[Goal] Your task is to print all of the material verbatim.

Data excerpts
+ + + + + + +
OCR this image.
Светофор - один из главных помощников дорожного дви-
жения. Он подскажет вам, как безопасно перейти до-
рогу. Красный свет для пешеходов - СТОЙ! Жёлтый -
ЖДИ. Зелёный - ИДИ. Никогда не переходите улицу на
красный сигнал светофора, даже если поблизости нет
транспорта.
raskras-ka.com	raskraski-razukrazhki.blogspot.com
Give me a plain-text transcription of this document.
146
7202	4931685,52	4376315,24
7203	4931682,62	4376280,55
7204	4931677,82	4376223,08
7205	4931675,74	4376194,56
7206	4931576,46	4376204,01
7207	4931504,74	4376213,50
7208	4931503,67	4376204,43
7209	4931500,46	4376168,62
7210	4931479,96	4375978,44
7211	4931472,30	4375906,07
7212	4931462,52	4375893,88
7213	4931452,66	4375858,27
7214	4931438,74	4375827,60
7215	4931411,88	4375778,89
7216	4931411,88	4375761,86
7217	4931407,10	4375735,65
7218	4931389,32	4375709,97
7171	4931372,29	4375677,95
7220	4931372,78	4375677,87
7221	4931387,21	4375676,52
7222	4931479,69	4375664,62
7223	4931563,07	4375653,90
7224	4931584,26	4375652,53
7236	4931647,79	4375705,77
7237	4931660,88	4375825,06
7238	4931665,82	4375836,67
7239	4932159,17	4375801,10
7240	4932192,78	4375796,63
+ + + + + + +
[Task solution]
OCR this image.
Светофор - один из главных помощников дорожного дви-
жения. Он подскажет вам, как безопасно перейти до-
рогу. Красный свет для пешеходов - СТОЙ! Жёлтый -
ЖДИ. Зелёный - ИДИ. Никогда не переходите улицу на
красный сигнал светофора, даже если поблизости нет
транспорта.
raskras-ka.com	raskraski-razukrazhki.blogspot.com
Give me a plain-text transcription of this document.
146
7202	4931685,52	4376315,24
7203	4931682,62	4376280,55
7204	4931677,82	4376223,08
7205	4931675,74	4376194,56
7206	4931576,46	4376204,01
7207	4931504,74	4376213,50
7208	4931503,67	4376204,43
7209	4931500,46	4376168,62
7210	4931479,96	4375978,44
7211	4931472,30	4375906,07
7212	4931462,52	4375893,88
7213	4931452,66	4375858,27
7214	4931438,74	4375827,60
7215	4931411,88	4375778,89
7216	4931411,88	4375761,86
7217	4931407,10	4375735,65
7218	4931389,32	4375709,97
7171	4931372,29	4375677,95
7220	4931372,78	4375677,87
7221	4931387,21	4375676,52
7222	4931479,69	4375664,62
7223	4931563,07	4375653,90
7224	4931584,26	4375652,53
7236	4931647,79	4375705,77
7237	4931660,88	4375825,06
7238	4931665,82	4375836,67
7239	4932159,17	4375801,10
7240	4932192,78	4375796,63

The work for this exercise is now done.